> TASK TO CARRY OUT: Set down, in full, every record in the block.
____ SUPPLIED MATERIAL
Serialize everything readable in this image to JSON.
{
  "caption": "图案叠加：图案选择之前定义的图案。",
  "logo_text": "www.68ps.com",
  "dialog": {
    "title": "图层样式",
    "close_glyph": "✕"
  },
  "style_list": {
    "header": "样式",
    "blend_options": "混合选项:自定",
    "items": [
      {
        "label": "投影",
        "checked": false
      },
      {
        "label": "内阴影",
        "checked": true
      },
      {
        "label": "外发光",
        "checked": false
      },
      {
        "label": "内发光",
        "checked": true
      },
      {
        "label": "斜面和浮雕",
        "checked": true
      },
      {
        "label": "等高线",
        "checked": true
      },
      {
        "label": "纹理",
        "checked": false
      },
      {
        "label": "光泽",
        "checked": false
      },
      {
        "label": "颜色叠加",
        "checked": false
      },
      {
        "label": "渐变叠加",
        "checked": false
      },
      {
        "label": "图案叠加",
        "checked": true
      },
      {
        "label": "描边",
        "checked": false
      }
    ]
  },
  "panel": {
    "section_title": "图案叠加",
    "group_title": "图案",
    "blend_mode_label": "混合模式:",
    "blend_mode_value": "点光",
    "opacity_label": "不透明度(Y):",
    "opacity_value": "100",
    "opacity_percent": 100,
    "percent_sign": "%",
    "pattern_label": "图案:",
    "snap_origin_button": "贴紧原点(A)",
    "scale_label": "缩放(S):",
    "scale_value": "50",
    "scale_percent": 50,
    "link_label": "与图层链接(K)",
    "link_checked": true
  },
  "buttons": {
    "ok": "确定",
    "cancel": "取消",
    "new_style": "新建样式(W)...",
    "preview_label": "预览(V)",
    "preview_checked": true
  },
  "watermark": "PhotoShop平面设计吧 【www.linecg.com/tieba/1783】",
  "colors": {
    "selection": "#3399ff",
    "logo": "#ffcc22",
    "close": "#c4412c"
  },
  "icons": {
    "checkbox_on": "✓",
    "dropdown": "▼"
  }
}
________
> PROBLEM SOLUTION:
Serialize everything readable in this image to JSON.
{
  "caption": "图案叠加：图案选择之前定义的图案。",
  "logo_text": "www.68ps.com",
  "dialog": {
    "title": "图层样式",
    "close_glyph": "✕"
  },
  "style_list": {
    "header": "样式",
    "blend_options": "混合选项:自定",
    "items": [
      {
        "label": "投影",
        "checked": false
      },
      {
        "label": "内阴影",
        "checked": true
      },
      {
        "label": "外发光",
        "checked": false
      },
      {
        "label": "内发光",
        "checked": true
      },
      {
        "label": "斜面和浮雕",
        "checked": true
      },
      {
        "label": "等高线",
        "checked": true
      },
      {
        "label": "纹理",
        "checked": false
      },
      {
        "label": "光泽",
        "checked": false
      },
      {
        "label": "颜色叠加",
        "checked": false
      },
      {
        "label": "渐变叠加",
        "checked": false
      },
      {
        "label": "图案叠加",
        "checked": true
      },
      {
        "label": "描边",
        "checked": false
      }
    ]
  },
  "panel": {
    "section_title": "图案叠加",
    "group_title": "图案",
    "blend_mode_label": "混合模式:",
    "blend_mode_value": "点光",
    "opacity_label": "不透明度(Y):",
    "opacity_value": "100",
    "opacity_percent": 100,
    "percent_sign": "%",
    "pattern_label": "图案:",
    "snap_origin_button": "贴紧原点(A)",
    "scale_label": "缩放(S):",
    "scale_value": "50",
    "scale_percent": 50,
    "link_label": "与图层链接(K)",
    "link_checked": true
  },
  "buttons": {
    "ok": "确定",
    "cancel": "取消",
    "new_style": "新建样式(W)...",
    "preview_label": "预览(V)",
    "preview_checked": true
  },
  "watermark": "PhotoShop平面设计吧 【www.linecg.com/tieba/1783】",
  "colors": {
    "selection": "#3399ff",
    "logo": "#ffcc22",
    "close": "#c4412c"
  },
  "icons": {
    "checkbox_on": "✓",
    "dropdown": "▼"
  }
}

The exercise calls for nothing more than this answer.